__Source records__.
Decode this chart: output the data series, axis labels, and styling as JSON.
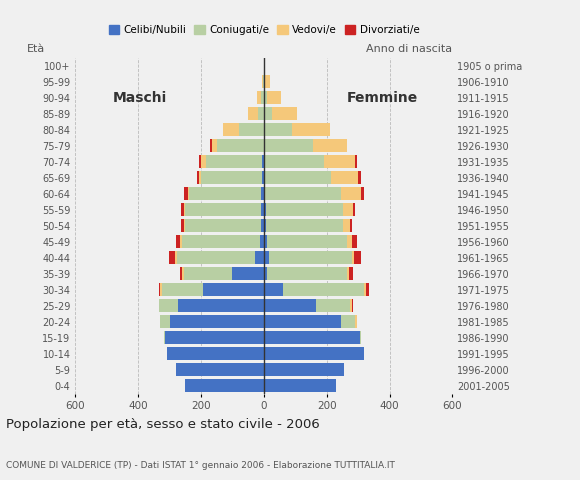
{
  "age_groups": [
    "0-4",
    "5-9",
    "10-14",
    "15-19",
    "20-24",
    "25-29",
    "30-34",
    "35-39",
    "40-44",
    "45-49",
    "50-54",
    "55-59",
    "60-64",
    "65-69",
    "70-74",
    "75-79",
    "80-84",
    "85-89",
    "90-94",
    "95-99",
    "100+"
  ],
  "birth_years": [
    "2001-2005",
    "1996-2000",
    "1991-1995",
    "1986-1990",
    "1981-1985",
    "1976-1980",
    "1971-1975",
    "1966-1970",
    "1961-1965",
    "1956-1960",
    "1951-1955",
    "1946-1950",
    "1941-1945",
    "1936-1940",
    "1931-1935",
    "1926-1930",
    "1921-1925",
    "1916-1920",
    "1911-1915",
    "1906-1910",
    "1905 o prima"
  ],
  "male": {
    "celibi": [
      250,
      280,
      310,
      315,
      300,
      275,
      195,
      100,
      28,
      12,
      10,
      10,
      8,
      5,
      5,
      0,
      0,
      0,
      0,
      0,
      0
    ],
    "coniugati": [
      0,
      0,
      0,
      2,
      30,
      58,
      130,
      155,
      250,
      250,
      240,
      240,
      230,
      195,
      180,
      150,
      80,
      20,
      8,
      2,
      0
    ],
    "vedovi": [
      0,
      0,
      0,
      0,
      0,
      2,
      5,
      5,
      5,
      5,
      5,
      5,
      5,
      5,
      15,
      15,
      50,
      30,
      15,
      3,
      0
    ],
    "divorziati": [
      0,
      0,
      0,
      0,
      0,
      0,
      5,
      8,
      20,
      12,
      10,
      10,
      10,
      8,
      5,
      5,
      0,
      0,
      0,
      0,
      0
    ]
  },
  "female": {
    "nubili": [
      230,
      255,
      320,
      305,
      245,
      165,
      60,
      10,
      15,
      10,
      8,
      8,
      5,
      5,
      5,
      0,
      0,
      0,
      0,
      0,
      0
    ],
    "coniugate": [
      0,
      0,
      0,
      5,
      45,
      110,
      260,
      255,
      265,
      255,
      245,
      245,
      240,
      210,
      185,
      155,
      90,
      25,
      10,
      5,
      0
    ],
    "vedove": [
      0,
      0,
      0,
      0,
      5,
      5,
      5,
      5,
      8,
      15,
      20,
      30,
      65,
      85,
      100,
      110,
      120,
      80,
      45,
      15,
      0
    ],
    "divorziate": [
      0,
      0,
      0,
      0,
      0,
      5,
      10,
      15,
      20,
      15,
      8,
      8,
      10,
      8,
      5,
      0,
      0,
      0,
      0,
      0,
      0
    ]
  },
  "colors": {
    "celibi_nubili": "#4472c4",
    "coniugati": "#b8cfa3",
    "vedovi": "#f5c87a",
    "divorziati": "#cc2222"
  },
  "xlim": 600,
  "title": "Popolazione per età, sesso e stato civile - 2006",
  "subtitle": "COMUNE DI VALDERICE (TP) - Dati ISTAT 1° gennaio 2006 - Elaborazione TUTTITALIA.IT",
  "ylabel_left": "Età",
  "ylabel_right": "Anno di nascita",
  "label_maschi": "Maschi",
  "label_femmine": "Femmine",
  "legend_labels": [
    "Celibi/Nubili",
    "Coniugati/e",
    "Vedovi/e",
    "Divorziati/e"
  ],
  "background_color": "#f0f0f0"
}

__Directions__. Print each entry shown above with exact wording and no pictures.

__The response__.
Decode this chart: output the data series, axis labels, and styling as JSON.
{
  "age_groups": [
    "0-4",
    "5-9",
    "10-14",
    "15-19",
    "20-24",
    "25-29",
    "30-34",
    "35-39",
    "40-44",
    "45-49",
    "50-54",
    "55-59",
    "60-64",
    "65-69",
    "70-74",
    "75-79",
    "80-84",
    "85-89",
    "90-94",
    "95-99",
    "100+"
  ],
  "birth_years": [
    "2001-2005",
    "1996-2000",
    "1991-1995",
    "1986-1990",
    "1981-1985",
    "1976-1980",
    "1971-1975",
    "1966-1970",
    "1961-1965",
    "1956-1960",
    "1951-1955",
    "1946-1950",
    "1941-1945",
    "1936-1940",
    "1931-1935",
    "1926-1930",
    "1921-1925",
    "1916-1920",
    "1911-1915",
    "1906-1910",
    "1905 o prima"
  ],
  "male": {
    "celibi": [
      250,
      280,
      310,
      315,
      300,
      275,
      195,
      100,
      28,
      12,
      10,
      10,
      8,
      5,
      5,
      0,
      0,
      0,
      0,
      0,
      0
    ],
    "coniugati": [
      0,
      0,
      0,
      2,
      30,
      58,
      130,
      155,
      250,
      250,
      240,
      240,
      230,
      195,
      180,
      150,
      80,
      20,
      8,
      2,
      0
    ],
    "vedovi": [
      0,
      0,
      0,
      0,
      0,
      2,
      5,
      5,
      5,
      5,
      5,
      5,
      5,
      5,
      15,
      15,
      50,
      30,
      15,
      3,
      0
    ],
    "divorziati": [
      0,
      0,
      0,
      0,
      0,
      0,
      5,
      8,
      20,
      12,
      10,
      10,
      10,
      8,
      5,
      5,
      0,
      0,
      0,
      0,
      0
    ]
  },
  "female": {
    "nubili": [
      230,
      255,
      320,
      305,
      245,
      165,
      60,
      10,
      15,
      10,
      8,
      8,
      5,
      5,
      5,
      0,
      0,
      0,
      0,
      0,
      0
    ],
    "coniugate": [
      0,
      0,
      0,
      5,
      45,
      110,
      260,
      255,
      265,
      255,
      245,
      245,
      240,
      210,
      185,
      155,
      90,
      25,
      10,
      5,
      0
    ],
    "vedove": [
      0,
      0,
      0,
      0,
      5,
      5,
      5,
      5,
      8,
      15,
      20,
      30,
      65,
      85,
      100,
      110,
      120,
      80,
      45,
      15,
      0
    ],
    "divorziate": [
      0,
      0,
      0,
      0,
      0,
      5,
      10,
      15,
      20,
      15,
      8,
      8,
      10,
      8,
      5,
      0,
      0,
      0,
      0,
      0,
      0
    ]
  },
  "colors": {
    "celibi_nubili": "#4472c4",
    "coniugati": "#b8cfa3",
    "vedovi": "#f5c87a",
    "divorziati": "#cc2222"
  },
  "xlim": 600,
  "title": "Popolazione per età, sesso e stato civile - 2006",
  "subtitle": "COMUNE DI VALDERICE (TP) - Dati ISTAT 1° gennaio 2006 - Elaborazione TUTTITALIA.IT",
  "ylabel_left": "Età",
  "ylabel_right": "Anno di nascita",
  "label_maschi": "Maschi",
  "label_femmine": "Femmine",
  "legend_labels": [
    "Celibi/Nubili",
    "Coniugati/e",
    "Vedovi/e",
    "Divorziati/e"
  ],
  "background_color": "#f0f0f0"
}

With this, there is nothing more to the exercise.